→ **What the exercise asks**
Report the number of lines that include "السوري", with no additional text.

(Records)

┄┄┄┄┄┄┄┄┄┄┄┄┄┄┄┄┄┄┄┄

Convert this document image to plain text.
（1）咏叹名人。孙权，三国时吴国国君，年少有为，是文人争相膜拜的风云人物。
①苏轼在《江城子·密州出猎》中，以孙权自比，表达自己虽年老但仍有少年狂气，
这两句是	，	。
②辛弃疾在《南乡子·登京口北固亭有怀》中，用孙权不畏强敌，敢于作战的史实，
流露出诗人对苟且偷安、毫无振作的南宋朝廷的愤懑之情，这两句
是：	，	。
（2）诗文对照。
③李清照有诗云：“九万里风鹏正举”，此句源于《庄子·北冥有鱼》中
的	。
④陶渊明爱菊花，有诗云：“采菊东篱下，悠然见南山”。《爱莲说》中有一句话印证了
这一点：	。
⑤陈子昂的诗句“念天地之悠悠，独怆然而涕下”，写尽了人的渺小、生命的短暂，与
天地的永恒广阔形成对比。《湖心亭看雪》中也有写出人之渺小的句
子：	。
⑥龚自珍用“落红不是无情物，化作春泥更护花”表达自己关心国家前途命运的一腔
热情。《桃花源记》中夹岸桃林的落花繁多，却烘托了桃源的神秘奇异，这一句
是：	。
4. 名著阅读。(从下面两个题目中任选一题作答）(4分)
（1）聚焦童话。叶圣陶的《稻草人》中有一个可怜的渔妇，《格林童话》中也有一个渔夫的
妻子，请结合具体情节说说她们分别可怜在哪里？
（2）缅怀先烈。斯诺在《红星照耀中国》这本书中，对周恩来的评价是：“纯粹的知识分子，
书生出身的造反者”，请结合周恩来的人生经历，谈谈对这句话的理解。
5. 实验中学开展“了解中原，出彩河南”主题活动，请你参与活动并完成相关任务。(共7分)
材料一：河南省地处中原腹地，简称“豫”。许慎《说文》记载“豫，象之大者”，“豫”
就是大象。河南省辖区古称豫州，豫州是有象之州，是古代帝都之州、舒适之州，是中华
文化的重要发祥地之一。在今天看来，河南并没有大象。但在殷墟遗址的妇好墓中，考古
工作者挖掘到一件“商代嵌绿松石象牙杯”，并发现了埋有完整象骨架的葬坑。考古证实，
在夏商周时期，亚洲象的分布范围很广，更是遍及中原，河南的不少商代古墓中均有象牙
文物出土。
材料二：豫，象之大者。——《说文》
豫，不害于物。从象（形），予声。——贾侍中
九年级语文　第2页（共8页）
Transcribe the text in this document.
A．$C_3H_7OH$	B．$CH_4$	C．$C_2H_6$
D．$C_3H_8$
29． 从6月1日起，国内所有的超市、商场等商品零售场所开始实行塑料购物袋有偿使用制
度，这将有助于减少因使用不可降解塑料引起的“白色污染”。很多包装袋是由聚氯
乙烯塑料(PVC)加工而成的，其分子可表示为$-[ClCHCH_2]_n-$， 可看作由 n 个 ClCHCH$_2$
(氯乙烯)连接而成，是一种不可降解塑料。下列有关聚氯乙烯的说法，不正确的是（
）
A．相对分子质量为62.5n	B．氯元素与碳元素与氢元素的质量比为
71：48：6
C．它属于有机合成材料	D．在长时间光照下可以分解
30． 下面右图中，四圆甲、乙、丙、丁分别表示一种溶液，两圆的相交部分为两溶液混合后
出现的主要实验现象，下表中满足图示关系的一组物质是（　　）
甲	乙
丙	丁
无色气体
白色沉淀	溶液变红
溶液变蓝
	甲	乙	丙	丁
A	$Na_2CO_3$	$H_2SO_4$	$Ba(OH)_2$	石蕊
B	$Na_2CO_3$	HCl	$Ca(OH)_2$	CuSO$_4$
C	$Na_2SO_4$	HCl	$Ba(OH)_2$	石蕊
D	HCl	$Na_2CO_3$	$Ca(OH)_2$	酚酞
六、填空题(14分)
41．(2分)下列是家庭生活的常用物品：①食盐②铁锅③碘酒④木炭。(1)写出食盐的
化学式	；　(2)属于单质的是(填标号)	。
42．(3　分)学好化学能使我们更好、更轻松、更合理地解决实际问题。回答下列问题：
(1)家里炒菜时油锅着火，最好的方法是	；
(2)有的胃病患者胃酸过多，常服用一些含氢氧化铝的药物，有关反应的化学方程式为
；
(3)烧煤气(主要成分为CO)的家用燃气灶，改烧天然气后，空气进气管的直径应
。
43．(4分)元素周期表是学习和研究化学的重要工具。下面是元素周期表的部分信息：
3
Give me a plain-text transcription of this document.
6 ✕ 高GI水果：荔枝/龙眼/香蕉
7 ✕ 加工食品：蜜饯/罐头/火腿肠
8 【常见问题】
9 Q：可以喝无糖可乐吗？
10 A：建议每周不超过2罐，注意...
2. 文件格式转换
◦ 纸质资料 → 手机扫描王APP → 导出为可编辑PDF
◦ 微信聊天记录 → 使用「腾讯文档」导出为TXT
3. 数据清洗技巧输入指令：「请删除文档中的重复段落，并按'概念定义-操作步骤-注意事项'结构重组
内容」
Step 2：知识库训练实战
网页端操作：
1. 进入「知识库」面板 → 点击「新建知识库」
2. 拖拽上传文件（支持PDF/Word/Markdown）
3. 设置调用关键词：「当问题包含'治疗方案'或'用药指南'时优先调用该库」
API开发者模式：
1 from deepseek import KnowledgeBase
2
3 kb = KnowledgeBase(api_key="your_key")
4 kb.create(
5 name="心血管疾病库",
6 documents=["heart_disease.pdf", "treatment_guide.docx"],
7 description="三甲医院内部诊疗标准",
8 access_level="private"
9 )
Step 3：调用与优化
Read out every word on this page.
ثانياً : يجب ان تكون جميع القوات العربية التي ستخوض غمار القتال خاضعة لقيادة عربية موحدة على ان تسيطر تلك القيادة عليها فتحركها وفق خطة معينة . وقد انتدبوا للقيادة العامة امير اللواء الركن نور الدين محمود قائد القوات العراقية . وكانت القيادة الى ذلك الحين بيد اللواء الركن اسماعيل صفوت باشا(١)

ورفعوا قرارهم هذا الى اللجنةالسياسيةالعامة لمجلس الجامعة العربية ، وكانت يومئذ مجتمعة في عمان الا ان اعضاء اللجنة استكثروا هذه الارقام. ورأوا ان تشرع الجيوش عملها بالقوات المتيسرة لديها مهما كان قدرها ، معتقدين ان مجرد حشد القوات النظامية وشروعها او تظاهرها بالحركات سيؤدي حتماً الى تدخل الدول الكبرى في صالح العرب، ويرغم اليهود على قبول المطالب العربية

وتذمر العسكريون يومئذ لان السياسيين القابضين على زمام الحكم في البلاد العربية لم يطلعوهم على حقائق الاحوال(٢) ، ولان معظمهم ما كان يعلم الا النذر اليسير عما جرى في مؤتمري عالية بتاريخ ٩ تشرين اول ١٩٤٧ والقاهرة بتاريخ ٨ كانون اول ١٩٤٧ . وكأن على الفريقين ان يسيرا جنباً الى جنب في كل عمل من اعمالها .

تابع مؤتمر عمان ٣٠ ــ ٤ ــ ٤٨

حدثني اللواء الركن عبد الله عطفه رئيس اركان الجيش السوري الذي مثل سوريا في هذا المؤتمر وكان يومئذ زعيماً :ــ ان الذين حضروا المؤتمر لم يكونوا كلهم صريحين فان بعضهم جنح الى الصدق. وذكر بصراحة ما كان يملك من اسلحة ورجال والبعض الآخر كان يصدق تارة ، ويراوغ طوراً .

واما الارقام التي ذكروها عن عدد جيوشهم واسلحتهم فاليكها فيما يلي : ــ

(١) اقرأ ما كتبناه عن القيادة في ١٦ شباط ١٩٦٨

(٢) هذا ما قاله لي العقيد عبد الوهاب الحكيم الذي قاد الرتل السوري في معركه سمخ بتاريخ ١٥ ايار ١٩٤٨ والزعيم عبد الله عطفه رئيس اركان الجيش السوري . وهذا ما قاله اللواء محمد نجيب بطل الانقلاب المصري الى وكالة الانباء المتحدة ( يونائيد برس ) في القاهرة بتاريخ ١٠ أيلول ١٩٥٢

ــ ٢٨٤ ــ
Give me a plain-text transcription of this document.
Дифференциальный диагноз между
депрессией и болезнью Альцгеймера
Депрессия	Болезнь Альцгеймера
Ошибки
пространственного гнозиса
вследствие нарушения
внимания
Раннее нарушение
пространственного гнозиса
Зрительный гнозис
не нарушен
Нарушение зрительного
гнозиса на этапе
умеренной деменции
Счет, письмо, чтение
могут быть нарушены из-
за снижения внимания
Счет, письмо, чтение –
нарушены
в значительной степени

┄┄┄┄┄┄┄┄┄┄┄┄┄┄┄┄┄┄┄┄

→ **The solution**
2